> TASK STATEMENT
Report the total number of lines that include the string "Word", without any other text.

BEGIN MATERIALS PROVIDED

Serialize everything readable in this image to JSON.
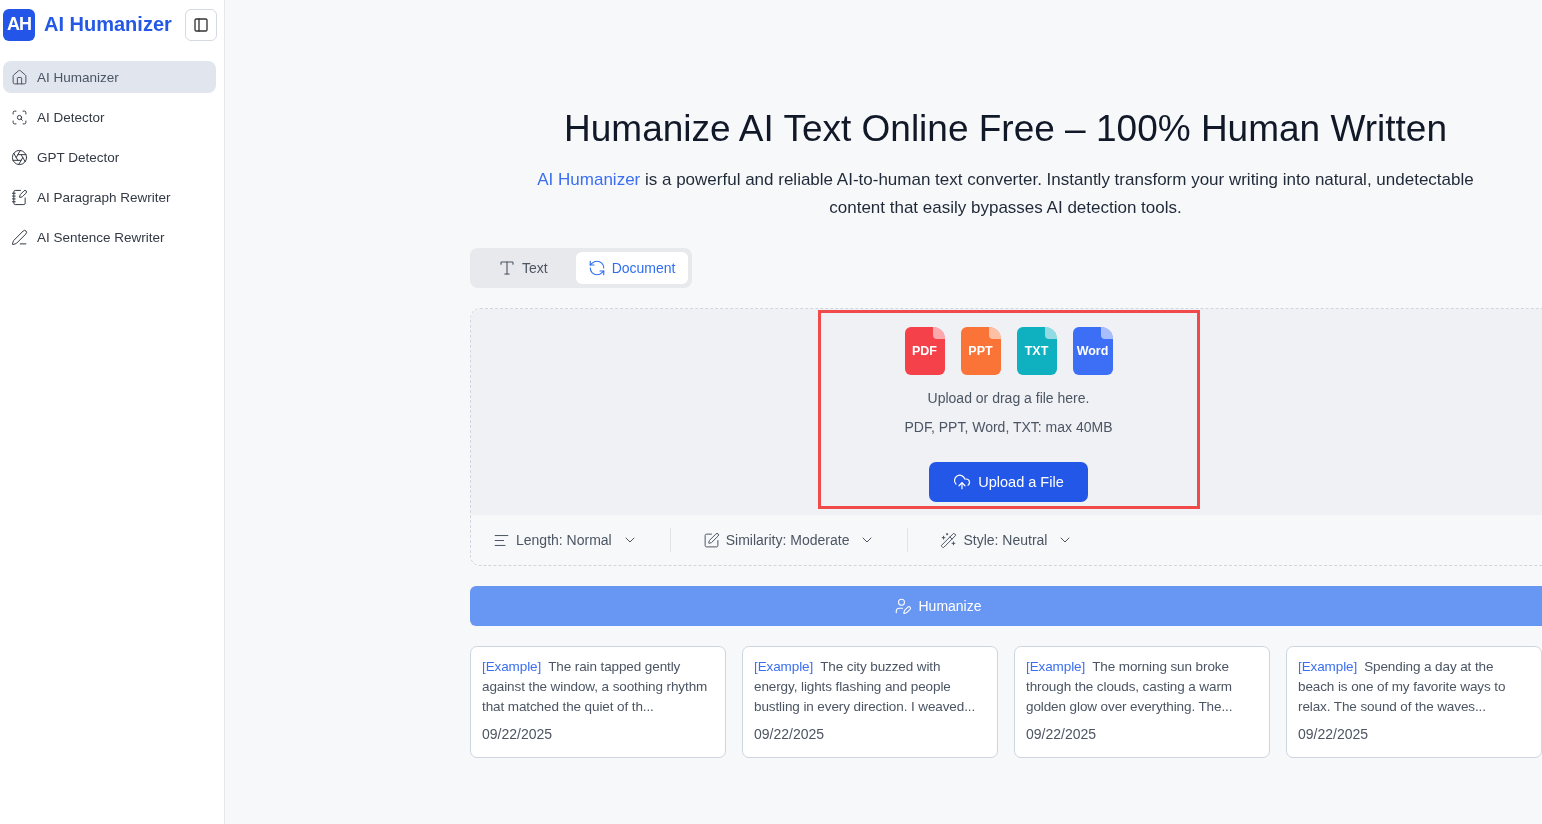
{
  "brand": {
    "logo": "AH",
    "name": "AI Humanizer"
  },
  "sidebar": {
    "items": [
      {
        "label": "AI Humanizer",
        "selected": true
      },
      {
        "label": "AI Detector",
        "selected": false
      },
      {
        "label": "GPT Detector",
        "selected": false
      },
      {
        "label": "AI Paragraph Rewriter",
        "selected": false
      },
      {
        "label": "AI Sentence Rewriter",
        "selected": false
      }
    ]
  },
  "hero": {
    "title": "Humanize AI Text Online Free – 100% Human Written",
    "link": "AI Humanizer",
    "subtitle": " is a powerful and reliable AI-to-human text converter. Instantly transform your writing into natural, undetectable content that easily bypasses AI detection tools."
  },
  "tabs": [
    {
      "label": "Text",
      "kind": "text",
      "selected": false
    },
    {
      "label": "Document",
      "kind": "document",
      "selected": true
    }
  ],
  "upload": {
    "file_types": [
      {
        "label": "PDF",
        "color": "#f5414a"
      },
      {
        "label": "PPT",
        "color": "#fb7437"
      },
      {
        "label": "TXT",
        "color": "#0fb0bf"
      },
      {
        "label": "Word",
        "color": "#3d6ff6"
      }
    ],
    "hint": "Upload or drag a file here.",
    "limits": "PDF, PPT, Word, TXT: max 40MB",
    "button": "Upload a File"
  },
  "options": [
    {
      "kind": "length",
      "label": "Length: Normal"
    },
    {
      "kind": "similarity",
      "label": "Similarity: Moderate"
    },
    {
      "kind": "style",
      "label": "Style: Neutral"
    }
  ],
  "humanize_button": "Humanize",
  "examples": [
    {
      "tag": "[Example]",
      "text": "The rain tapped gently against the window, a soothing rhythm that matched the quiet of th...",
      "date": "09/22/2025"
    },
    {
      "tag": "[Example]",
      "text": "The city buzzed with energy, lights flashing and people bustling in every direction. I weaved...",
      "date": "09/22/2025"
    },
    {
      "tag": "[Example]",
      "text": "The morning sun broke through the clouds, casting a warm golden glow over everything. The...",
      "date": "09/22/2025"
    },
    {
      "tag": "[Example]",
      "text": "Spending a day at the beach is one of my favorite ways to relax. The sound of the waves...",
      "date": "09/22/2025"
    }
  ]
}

END MATERIALS PROVIDED
BEGIN MATERIALS PROVIDED

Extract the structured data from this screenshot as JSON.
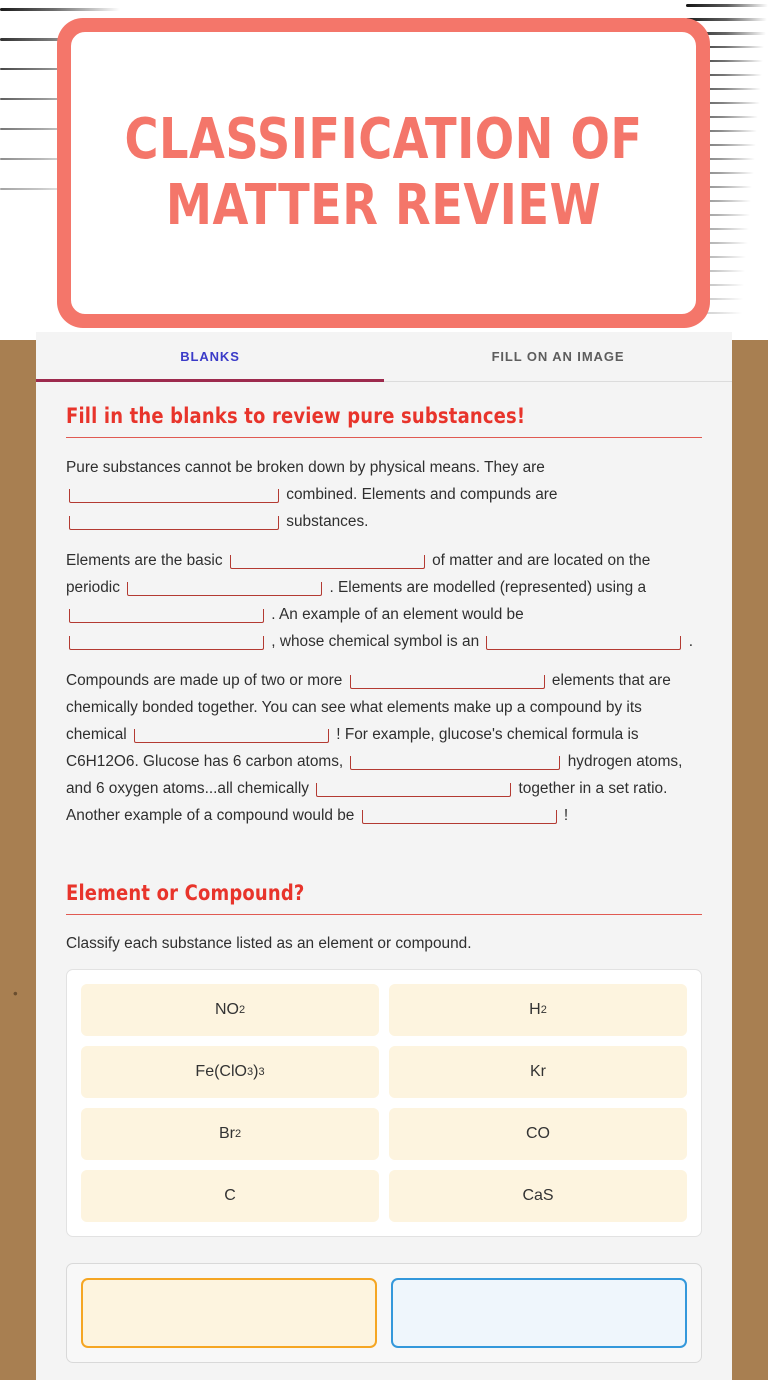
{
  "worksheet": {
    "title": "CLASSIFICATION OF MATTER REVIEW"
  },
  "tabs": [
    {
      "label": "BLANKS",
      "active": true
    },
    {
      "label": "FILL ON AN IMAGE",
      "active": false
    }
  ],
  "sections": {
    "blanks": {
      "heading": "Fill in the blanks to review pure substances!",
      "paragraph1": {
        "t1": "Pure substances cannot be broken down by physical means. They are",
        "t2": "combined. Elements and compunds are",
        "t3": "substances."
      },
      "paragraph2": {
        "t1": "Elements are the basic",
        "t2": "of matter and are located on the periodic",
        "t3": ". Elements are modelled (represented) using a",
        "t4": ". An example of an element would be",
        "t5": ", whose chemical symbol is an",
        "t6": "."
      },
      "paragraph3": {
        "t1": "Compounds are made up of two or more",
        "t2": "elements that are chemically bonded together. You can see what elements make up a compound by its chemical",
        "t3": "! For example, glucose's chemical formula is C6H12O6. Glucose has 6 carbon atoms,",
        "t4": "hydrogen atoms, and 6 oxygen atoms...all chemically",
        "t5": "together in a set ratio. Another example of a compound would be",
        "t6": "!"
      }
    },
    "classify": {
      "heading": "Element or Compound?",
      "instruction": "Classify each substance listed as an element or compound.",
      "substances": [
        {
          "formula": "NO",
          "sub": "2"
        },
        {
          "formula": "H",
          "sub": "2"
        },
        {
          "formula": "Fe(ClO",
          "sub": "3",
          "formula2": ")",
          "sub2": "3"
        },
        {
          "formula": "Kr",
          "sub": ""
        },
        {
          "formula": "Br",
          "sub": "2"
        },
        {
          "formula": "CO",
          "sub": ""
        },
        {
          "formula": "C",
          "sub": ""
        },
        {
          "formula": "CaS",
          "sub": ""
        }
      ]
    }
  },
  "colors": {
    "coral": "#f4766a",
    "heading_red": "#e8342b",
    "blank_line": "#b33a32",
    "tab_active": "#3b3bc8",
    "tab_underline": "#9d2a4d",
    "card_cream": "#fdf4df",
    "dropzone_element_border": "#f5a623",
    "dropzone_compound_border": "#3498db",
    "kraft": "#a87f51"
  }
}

END MATERIALS PROVIDED
BEGIN MATERIALS PROVIDED

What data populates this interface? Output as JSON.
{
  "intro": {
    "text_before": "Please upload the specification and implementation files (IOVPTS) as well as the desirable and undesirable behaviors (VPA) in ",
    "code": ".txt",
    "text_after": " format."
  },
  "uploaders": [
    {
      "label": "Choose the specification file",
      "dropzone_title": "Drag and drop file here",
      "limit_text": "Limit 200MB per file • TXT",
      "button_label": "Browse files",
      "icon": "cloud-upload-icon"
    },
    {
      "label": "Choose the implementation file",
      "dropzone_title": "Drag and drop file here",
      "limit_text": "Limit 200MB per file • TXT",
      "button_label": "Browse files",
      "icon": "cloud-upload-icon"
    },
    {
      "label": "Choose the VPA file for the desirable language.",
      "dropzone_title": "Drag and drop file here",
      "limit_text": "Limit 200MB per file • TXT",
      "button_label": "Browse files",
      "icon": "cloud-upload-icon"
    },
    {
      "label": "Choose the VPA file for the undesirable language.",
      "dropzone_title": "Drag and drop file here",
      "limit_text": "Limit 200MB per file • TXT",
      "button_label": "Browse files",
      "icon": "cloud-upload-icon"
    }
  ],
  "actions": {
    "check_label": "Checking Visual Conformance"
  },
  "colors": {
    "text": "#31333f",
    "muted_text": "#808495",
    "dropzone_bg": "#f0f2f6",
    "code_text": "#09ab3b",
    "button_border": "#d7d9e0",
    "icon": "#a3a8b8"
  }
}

END MATERIALS PROVIDED

> OUTPUT FOR THIS TASK
2